**Your task:**
Return every entry exactly.

**Dataset excerpts:**
== == ==
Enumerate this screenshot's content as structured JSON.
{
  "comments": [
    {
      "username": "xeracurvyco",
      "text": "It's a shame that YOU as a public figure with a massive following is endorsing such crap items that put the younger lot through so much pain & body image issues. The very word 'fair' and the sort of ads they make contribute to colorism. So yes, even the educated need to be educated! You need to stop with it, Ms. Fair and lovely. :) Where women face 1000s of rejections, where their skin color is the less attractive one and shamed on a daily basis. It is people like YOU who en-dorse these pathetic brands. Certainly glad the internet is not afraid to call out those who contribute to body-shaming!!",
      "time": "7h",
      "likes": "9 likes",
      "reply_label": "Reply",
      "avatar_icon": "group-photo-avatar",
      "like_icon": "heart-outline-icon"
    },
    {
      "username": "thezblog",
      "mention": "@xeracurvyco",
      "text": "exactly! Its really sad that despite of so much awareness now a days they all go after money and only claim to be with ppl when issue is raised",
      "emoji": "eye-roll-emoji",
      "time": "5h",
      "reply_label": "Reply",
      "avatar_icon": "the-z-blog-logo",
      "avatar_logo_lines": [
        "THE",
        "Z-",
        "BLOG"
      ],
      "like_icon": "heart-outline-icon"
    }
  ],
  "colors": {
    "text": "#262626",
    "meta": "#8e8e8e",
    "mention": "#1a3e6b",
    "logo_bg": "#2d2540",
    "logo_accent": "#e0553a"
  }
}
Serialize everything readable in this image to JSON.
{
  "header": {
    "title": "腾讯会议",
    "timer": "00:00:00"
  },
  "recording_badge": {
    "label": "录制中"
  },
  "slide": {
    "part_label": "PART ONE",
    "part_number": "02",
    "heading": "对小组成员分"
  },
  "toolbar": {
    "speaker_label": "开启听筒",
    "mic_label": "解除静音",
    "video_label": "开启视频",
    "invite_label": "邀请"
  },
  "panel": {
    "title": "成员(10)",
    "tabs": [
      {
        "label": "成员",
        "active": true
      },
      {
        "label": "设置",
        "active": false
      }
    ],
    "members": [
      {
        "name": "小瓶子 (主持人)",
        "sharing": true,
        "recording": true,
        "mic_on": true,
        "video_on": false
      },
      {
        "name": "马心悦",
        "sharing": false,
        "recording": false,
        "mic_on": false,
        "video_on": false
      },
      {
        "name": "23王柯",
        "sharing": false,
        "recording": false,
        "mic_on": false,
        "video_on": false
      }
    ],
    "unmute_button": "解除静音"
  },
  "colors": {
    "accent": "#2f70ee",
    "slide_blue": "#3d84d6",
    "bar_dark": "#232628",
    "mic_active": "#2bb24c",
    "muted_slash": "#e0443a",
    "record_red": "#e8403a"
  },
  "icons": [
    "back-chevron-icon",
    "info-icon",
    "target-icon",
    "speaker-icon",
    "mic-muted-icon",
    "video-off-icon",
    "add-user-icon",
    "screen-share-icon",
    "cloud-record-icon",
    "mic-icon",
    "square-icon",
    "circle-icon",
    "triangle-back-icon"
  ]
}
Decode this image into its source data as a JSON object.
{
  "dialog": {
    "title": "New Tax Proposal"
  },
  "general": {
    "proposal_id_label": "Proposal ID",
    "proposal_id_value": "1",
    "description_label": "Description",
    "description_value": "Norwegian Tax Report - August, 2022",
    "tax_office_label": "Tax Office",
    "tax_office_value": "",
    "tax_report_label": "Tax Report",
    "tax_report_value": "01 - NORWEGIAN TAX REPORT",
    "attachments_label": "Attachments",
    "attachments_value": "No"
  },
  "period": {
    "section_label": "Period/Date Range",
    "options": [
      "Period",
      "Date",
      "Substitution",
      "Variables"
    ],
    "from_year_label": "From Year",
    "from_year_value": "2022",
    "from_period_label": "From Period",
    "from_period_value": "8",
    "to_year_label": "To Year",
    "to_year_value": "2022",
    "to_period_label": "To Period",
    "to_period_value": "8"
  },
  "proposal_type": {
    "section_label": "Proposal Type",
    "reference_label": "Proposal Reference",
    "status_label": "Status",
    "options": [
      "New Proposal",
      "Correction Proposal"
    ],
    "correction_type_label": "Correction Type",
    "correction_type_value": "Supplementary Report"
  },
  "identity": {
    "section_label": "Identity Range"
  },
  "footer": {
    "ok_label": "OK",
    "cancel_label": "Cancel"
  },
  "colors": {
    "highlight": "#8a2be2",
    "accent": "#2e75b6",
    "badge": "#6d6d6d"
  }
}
== == ==
**Complete output:**
Enumerate this screenshot's content as structured JSON.
{
  "comments": [
    {
      "username": "xeracurvyco",
      "text": "It's a shame that YOU as a public figure with a massive following is endorsing such crap items that put the younger lot through so much pain & body image issues. The very word 'fair' and the sort of ads they make contribute to colorism. So yes, even the educated need to be educated! You need to stop with it, Ms. Fair and lovely. :) Where women face 1000s of rejections, where their skin color is the less attractive one and shamed on a daily basis. It is people like YOU who en-dorse these pathetic brands. Certainly glad the internet is not afraid to call out those who contribute to body-shaming!!",
      "time": "7h",
      "likes": "9 likes",
      "reply_label": "Reply",
      "avatar_icon": "group-photo-avatar",
      "like_icon": "heart-outline-icon"
    },
    {
      "username": "thezblog",
      "mention": "@xeracurvyco",
      "text": "exactly! Its really sad that despite of so much awareness now a days they all go after money and only claim to be with ppl when issue is raised",
      "emoji": "eye-roll-emoji",
      "time": "5h",
      "reply_label": "Reply",
      "avatar_icon": "the-z-blog-logo",
      "avatar_logo_lines": [
        "THE",
        "Z-",
        "BLOG"
      ],
      "like_icon": "heart-outline-icon"
    }
  ],
  "colors": {
    "text": "#262626",
    "meta": "#8e8e8e",
    "mention": "#1a3e6b",
    "logo_bg": "#2d2540",
    "logo_accent": "#e0553a"
  }
}
Serialize everything readable in this image to JSON.
{
  "header": {
    "title": "腾讯会议",
    "timer": "00:00:00"
  },
  "recording_badge": {
    "label": "录制中"
  },
  "slide": {
    "part_label": "PART ONE",
    "part_number": "02",
    "heading": "对小组成员分"
  },
  "toolbar": {
    "speaker_label": "开启听筒",
    "mic_label": "解除静音",
    "video_label": "开启视频",
    "invite_label": "邀请"
  },
  "panel": {
    "title": "成员(10)",
    "tabs": [
      {
        "label": "成员",
        "active": true
      },
      {
        "label": "设置",
        "active": false
      }
    ],
    "members": [
      {
        "name": "小瓶子 (主持人)",
        "sharing": true,
        "recording": true,
        "mic_on": true,
        "video_on": false
      },
      {
        "name": "马心悦",
        "sharing": false,
        "recording": false,
        "mic_on": false,
        "video_on": false
      },
      {
        "name": "23王柯",
        "sharing": false,
        "recording": false,
        "mic_on": false,
        "video_on": false
      }
    ],
    "unmute_button": "解除静音"
  },
  "colors": {
    "accent": "#2f70ee",
    "slide_blue": "#3d84d6",
    "bar_dark": "#232628",
    "mic_active": "#2bb24c",
    "muted_slash": "#e0443a",
    "record_red": "#e8403a"
  },
  "icons": [
    "back-chevron-icon",
    "info-icon",
    "target-icon",
    "speaker-icon",
    "mic-muted-icon",
    "video-off-icon",
    "add-user-icon",
    "screen-share-icon",
    "cloud-record-icon",
    "mic-icon",
    "square-icon",
    "circle-icon",
    "triangle-back-icon"
  ]
}
Decode this image into its source data as a JSON object.
{
  "dialog": {
    "title": "New Tax Proposal"
  },
  "general": {
    "proposal_id_label": "Proposal ID",
    "proposal_id_value": "1",
    "description_label": "Description",
    "description_value": "Norwegian Tax Report - August, 2022",
    "tax_office_label": "Tax Office",
    "tax_office_value": "",
    "tax_report_label": "Tax Report",
    "tax_report_value": "01 - NORWEGIAN TAX REPORT",
    "attachments_label": "Attachments",
    "attachments_value": "No"
  },
  "period": {
    "section_label": "Period/Date Range",
    "options": [
      "Period",
      "Date",
      "Substitution",
      "Variables"
    ],
    "from_year_label": "From Year",
    "from_year_value": "2022",
    "from_period_label": "From Period",
    "from_period_value": "8",
    "to_year_label": "To Year",
    "to_year_value": "2022",
    "to_period_label": "To Period",
    "to_period_value": "8"
  },
  "proposal_type": {
    "section_label": "Proposal Type",
    "reference_label": "Proposal Reference",
    "status_label": "Status",
    "options": [
      "New Proposal",
      "Correction Proposal"
    ],
    "correction_type_label": "Correction Type",
    "correction_type_value": "Supplementary Report"
  },
  "identity": {
    "section_label": "Identity Range"
  },
  "footer": {
    "ok_label": "OK",
    "cancel_label": "Cancel"
  },
  "colors": {
    "highlight": "#8a2be2",
    "accent": "#2e75b6",
    "badge": "#6d6d6d"
  }
}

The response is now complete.